Directions for this task: Copy everything in the data below exactly except the pictures.

Records for this task:

________________________________________

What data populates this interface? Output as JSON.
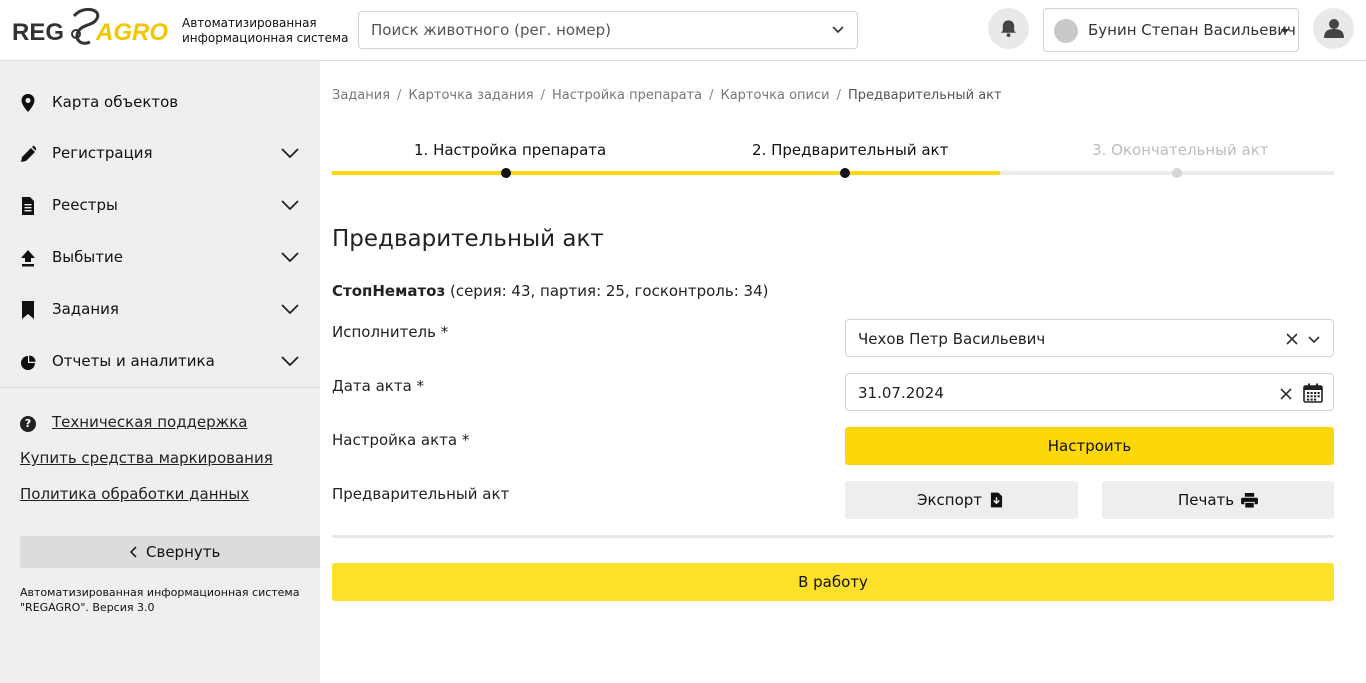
{
  "header": {
    "logo_text_left": "REG",
    "logo_text_right": "AGRO",
    "system_name_line1": "Автоматизированная",
    "system_name_line2": "информационная система",
    "search_placeholder": "Поиск животного (рег. номер)",
    "user_name": "Бунин Степан Васильевич"
  },
  "sidebar": {
    "items": [
      {
        "label": "Карта объектов",
        "icon": "map-marker-icon",
        "expandable": false
      },
      {
        "label": "Регистрация",
        "icon": "pencil-icon",
        "expandable": true
      },
      {
        "label": "Реестры",
        "icon": "document-icon",
        "expandable": true
      },
      {
        "label": "Выбытие",
        "icon": "upload-icon",
        "expandable": true
      },
      {
        "label": "Задания",
        "icon": "bookmark-icon",
        "expandable": true
      },
      {
        "label": "Отчеты и аналитика",
        "icon": "pie-chart-icon",
        "expandable": true
      }
    ],
    "links": {
      "support": "Техническая поддержка",
      "buy": "Купить средства маркирования",
      "policy": "Политика обработки данных"
    },
    "collapse_label": "Свернуть",
    "footer_line1": "Автоматизированная информационная система",
    "footer_line2": "\"REGAGRO\". Версия 3.0"
  },
  "breadcrumb": [
    "Задания",
    "Карточка задания",
    "Настройка препарата",
    "Карточка описи",
    "Предварительный акт"
  ],
  "breadcrumb_separator": "/",
  "stepper": {
    "steps": [
      {
        "label": "1. Настройка препарата",
        "state": "done"
      },
      {
        "label": "2. Предварительный акт",
        "state": "active"
      },
      {
        "label": "3. Окончательный акт",
        "state": "disabled"
      }
    ],
    "progress_fraction": 0.667,
    "accent_color": "#fcd70a"
  },
  "main": {
    "title": "Предварительный акт",
    "drug_name": "СтопНематоз",
    "drug_details": " (серия: 43, партия: 25, госконтроль: 34)",
    "executor_label": "Исполнитель *",
    "executor_value": "Чехов Петр Васильевич",
    "date_label": "Дата акта *",
    "date_value": "31.07.2024",
    "setup_label": "Настройка акта *",
    "setup_button": "Настроить",
    "preliminary_label": "Предварительный акт",
    "export_button": "Экспорт",
    "print_button": "Печать",
    "work_button": "В работу"
  },
  "colors": {
    "accent": "#fcd70a",
    "sidebar_bg": "#efefef"
  }
}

________________________________________

Answer for the task:
What data populates this interface? Output as JSON.
{
  "header": {
    "logo_text_left": "REG",
    "logo_text_right": "AGRO",
    "system_name_line1": "Автоматизированная",
    "system_name_line2": "информационная система",
    "search_placeholder": "Поиск животного (рег. номер)",
    "user_name": "Бунин Степан Васильевич"
  },
  "sidebar": {
    "items": [
      {
        "label": "Карта объектов",
        "icon": "map-marker-icon",
        "expandable": false
      },
      {
        "label": "Регистрация",
        "icon": "pencil-icon",
        "expandable": true
      },
      {
        "label": "Реестры",
        "icon": "document-icon",
        "expandable": true
      },
      {
        "label": "Выбытие",
        "icon": "upload-icon",
        "expandable": true
      },
      {
        "label": "Задания",
        "icon": "bookmark-icon",
        "expandable": true
      },
      {
        "label": "Отчеты и аналитика",
        "icon": "pie-chart-icon",
        "expandable": true
      }
    ],
    "links": {
      "support": "Техническая поддержка",
      "buy": "Купить средства маркирования",
      "policy": "Политика обработки данных"
    },
    "collapse_label": "Свернуть",
    "footer_line1": "Автоматизированная информационная система",
    "footer_line2": "\"REGAGRO\". Версия 3.0"
  },
  "breadcrumb": [
    "Задания",
    "Карточка задания",
    "Настройка препарата",
    "Карточка описи",
    "Предварительный акт"
  ],
  "breadcrumb_separator": "/",
  "stepper": {
    "steps": [
      {
        "label": "1. Настройка препарата",
        "state": "done"
      },
      {
        "label": "2. Предварительный акт",
        "state": "active"
      },
      {
        "label": "3. Окончательный акт",
        "state": "disabled"
      }
    ],
    "progress_fraction": 0.667,
    "accent_color": "#fcd70a"
  },
  "main": {
    "title": "Предварительный акт",
    "drug_name": "СтопНематоз",
    "drug_details": " (серия: 43, партия: 25, госконтроль: 34)",
    "executor_label": "Исполнитель *",
    "executor_value": "Чехов Петр Васильевич",
    "date_label": "Дата акта *",
    "date_value": "31.07.2024",
    "setup_label": "Настройка акта *",
    "setup_button": "Настроить",
    "preliminary_label": "Предварительный акт",
    "export_button": "Экспорт",
    "print_button": "Печать",
    "work_button": "В работу"
  },
  "colors": {
    "accent": "#fcd70a",
    "sidebar_bg": "#efefef"
  }
}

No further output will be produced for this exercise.